Report back each line of the records that contains the string "would".

[Material]
------
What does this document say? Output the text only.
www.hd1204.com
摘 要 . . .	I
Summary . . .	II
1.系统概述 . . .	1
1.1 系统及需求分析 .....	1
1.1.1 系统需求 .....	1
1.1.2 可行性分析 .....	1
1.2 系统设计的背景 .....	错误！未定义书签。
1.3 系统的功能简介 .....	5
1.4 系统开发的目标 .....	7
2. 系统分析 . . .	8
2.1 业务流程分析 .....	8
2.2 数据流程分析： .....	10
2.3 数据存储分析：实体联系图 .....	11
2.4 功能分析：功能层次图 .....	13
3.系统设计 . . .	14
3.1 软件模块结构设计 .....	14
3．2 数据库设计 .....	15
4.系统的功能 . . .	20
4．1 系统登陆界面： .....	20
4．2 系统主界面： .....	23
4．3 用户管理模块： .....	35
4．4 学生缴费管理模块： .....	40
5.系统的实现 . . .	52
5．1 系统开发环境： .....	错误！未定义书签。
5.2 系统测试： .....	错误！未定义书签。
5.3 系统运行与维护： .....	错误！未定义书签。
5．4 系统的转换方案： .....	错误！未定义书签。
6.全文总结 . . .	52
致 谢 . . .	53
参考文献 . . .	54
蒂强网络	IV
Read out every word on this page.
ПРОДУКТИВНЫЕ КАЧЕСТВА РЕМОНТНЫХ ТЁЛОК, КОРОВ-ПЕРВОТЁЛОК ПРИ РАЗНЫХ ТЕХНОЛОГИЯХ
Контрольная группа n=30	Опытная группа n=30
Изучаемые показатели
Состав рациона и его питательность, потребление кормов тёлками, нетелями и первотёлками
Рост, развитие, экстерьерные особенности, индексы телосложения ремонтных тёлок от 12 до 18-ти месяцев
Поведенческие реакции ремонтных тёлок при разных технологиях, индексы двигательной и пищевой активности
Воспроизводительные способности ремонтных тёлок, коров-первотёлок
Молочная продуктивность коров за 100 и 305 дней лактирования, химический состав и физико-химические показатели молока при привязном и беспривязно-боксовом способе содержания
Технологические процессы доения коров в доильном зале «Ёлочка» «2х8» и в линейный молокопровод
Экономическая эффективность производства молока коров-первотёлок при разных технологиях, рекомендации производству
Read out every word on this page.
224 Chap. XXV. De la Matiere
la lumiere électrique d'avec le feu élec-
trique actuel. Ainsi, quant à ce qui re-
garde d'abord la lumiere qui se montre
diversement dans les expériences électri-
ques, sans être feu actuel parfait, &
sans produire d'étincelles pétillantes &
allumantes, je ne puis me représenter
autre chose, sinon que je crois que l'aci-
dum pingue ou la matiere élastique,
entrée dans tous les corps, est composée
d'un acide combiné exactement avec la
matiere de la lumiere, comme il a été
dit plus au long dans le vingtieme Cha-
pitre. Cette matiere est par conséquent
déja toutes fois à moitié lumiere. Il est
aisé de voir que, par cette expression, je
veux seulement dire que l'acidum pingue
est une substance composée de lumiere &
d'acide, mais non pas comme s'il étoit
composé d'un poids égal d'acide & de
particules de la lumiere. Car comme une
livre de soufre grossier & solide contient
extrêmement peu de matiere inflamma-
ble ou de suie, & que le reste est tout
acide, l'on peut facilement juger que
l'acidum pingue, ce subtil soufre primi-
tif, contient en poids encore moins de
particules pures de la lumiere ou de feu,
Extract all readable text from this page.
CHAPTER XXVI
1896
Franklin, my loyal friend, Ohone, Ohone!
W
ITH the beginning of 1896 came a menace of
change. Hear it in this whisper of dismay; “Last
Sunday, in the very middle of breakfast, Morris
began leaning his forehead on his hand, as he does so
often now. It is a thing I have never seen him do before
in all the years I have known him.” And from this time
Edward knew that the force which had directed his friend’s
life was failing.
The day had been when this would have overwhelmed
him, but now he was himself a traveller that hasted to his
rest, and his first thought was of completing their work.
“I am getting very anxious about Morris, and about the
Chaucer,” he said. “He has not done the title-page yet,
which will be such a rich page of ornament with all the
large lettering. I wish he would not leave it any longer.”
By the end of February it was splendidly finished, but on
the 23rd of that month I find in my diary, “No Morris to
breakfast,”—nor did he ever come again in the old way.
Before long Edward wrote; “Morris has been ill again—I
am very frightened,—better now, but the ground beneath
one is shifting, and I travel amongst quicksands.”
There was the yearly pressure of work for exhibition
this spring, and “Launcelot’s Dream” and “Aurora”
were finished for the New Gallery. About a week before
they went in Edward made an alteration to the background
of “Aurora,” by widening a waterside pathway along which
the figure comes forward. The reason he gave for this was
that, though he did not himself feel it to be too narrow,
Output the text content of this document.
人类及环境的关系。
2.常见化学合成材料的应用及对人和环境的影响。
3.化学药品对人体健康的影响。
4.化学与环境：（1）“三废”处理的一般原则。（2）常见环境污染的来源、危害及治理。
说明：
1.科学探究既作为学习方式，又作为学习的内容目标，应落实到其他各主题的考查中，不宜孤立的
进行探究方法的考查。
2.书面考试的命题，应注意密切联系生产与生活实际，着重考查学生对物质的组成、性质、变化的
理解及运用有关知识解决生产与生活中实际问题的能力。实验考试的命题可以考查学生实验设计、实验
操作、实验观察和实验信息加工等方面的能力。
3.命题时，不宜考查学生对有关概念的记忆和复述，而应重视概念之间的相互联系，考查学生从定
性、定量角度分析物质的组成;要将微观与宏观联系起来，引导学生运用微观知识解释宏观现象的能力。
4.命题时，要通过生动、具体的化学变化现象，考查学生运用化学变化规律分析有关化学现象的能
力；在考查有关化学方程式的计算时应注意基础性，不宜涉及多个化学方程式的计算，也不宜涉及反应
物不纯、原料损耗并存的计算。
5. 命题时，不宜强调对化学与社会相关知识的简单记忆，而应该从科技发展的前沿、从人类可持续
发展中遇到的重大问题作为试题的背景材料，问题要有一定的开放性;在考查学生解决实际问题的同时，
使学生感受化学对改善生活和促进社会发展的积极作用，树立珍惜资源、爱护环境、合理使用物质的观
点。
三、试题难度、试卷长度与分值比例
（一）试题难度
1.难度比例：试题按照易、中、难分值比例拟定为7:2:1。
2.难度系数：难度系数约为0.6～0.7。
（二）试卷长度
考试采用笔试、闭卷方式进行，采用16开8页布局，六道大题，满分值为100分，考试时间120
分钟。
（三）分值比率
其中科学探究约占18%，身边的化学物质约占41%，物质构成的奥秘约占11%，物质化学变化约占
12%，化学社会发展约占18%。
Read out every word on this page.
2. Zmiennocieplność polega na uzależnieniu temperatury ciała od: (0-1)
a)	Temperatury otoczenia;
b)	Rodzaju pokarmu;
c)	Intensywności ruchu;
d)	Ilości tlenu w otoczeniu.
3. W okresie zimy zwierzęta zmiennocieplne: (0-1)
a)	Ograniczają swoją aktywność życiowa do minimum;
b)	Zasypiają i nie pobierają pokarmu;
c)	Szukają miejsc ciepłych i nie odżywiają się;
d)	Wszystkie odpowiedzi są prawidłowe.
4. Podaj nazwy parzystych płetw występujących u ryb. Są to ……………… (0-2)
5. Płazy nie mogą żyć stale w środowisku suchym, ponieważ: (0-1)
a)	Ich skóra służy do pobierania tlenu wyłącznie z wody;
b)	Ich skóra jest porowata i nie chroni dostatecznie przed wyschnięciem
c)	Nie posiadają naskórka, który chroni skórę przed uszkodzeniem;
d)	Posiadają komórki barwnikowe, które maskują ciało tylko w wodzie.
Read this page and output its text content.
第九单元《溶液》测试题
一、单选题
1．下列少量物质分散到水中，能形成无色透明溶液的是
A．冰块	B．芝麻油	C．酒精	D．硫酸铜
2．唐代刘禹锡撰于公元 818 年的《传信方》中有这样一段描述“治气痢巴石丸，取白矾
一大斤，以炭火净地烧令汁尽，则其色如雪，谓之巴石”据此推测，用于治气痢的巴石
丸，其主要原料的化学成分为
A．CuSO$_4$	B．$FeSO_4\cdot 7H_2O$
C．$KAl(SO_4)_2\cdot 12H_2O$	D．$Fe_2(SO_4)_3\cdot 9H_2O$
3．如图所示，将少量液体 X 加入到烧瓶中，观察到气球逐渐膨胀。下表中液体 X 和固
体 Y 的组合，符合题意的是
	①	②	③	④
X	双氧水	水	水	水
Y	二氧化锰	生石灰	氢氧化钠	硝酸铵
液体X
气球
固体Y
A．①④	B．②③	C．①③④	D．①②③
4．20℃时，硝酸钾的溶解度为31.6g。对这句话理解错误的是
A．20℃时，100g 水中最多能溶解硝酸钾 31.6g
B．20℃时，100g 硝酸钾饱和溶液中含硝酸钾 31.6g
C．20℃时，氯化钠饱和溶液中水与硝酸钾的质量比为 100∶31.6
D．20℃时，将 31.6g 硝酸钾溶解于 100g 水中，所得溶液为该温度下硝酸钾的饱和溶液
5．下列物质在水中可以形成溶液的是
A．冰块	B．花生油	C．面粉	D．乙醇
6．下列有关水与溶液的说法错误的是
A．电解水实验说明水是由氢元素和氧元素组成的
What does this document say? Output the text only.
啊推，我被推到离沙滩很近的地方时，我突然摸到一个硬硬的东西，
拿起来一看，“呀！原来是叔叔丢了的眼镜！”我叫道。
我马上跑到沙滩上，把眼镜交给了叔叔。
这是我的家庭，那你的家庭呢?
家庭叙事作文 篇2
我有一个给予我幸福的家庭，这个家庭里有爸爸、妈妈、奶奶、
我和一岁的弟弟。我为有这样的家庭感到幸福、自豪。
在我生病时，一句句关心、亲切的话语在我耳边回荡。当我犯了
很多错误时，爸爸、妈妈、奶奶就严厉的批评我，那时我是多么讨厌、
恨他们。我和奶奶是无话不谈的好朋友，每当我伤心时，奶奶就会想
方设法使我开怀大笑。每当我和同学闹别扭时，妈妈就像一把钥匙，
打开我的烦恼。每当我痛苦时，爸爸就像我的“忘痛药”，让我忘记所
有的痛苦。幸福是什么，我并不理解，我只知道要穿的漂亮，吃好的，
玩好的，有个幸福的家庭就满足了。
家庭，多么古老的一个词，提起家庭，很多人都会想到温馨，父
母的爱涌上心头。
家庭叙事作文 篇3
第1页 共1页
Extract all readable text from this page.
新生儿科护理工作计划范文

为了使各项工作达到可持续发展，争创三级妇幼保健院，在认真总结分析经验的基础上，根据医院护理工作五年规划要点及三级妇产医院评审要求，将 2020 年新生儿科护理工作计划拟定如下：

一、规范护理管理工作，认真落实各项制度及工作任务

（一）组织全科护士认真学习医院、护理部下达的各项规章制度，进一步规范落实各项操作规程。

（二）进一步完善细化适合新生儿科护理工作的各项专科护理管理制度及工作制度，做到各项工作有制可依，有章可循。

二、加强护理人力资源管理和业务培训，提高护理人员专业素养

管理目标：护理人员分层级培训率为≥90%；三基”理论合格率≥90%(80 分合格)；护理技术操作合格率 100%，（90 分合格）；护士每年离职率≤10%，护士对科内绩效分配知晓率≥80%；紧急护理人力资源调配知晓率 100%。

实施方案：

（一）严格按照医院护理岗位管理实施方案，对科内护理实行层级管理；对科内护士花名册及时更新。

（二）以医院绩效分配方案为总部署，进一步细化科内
------
[Result of this task]
The day had been when this would have overwhelmed
large lettering. I wish he would not leave it any longer.”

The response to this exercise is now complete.